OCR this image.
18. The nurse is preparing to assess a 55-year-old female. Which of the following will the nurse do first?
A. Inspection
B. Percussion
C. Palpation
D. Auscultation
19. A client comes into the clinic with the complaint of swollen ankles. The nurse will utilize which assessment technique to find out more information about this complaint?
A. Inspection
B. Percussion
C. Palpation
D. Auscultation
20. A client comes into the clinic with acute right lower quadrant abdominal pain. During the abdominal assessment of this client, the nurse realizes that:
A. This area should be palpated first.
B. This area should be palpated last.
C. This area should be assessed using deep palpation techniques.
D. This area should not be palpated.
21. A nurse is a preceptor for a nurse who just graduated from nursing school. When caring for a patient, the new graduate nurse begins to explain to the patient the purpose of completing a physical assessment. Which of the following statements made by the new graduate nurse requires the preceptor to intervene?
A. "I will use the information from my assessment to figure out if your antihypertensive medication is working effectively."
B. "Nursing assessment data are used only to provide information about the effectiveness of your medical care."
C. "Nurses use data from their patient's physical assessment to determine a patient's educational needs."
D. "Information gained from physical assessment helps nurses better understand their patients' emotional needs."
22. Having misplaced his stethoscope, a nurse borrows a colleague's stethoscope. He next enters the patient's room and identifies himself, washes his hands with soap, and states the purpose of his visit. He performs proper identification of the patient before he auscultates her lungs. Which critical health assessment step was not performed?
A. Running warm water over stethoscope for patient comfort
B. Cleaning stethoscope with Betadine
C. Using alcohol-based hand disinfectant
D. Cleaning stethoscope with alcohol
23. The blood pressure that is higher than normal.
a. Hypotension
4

__Problem__: Please write the listing out again, matching each line exactly.

__Answer to this task__:
OCR this image.
18. The nurse is preparing to assess a 55-year-old female. Which of the following will the nurse do first?
A. Inspection
B. Percussion
C. Palpation
D. Auscultation
19. A client comes into the clinic with the complaint of swollen ankles. The nurse will utilize which assessment technique to find out more information about this complaint?
A. Inspection
B. Percussion
C. Palpation
D. Auscultation
20. A client comes into the clinic with acute right lower quadrant abdominal pain. During the abdominal assessment of this client, the nurse realizes that:
A. This area should be palpated first.
B. This area should be palpated last.
C. This area should be assessed using deep palpation techniques.
D. This area should not be palpated.
21. A nurse is a preceptor for a nurse who just graduated from nursing school. When caring for a patient, the new graduate nurse begins to explain to the patient the purpose of completing a physical assessment. Which of the following statements made by the new graduate nurse requires the preceptor to intervene?
A. "I will use the information from my assessment to figure out if your antihypertensive medication is working effectively."
B. "Nursing assessment data are used only to provide information about the effectiveness of your medical care."
C. "Nurses use data from their patient's physical assessment to determine a patient's educational needs."
D. "Information gained from physical assessment helps nurses better understand their patients' emotional needs."
22. Having misplaced his stethoscope, a nurse borrows a colleague's stethoscope. He next enters the patient's room and identifies himself, washes his hands with soap, and states the purpose of his visit. He performs proper identification of the patient before he auscultates her lungs. Which critical health assessment step was not performed?
A. Running warm water over stethoscope for patient comfort
B. Cleaning stethoscope with Betadine
C. Using alcohol-based hand disinfectant
D. Cleaning stethoscope with alcohol
23. The blood pressure that is higher than normal.
a. Hypotension
4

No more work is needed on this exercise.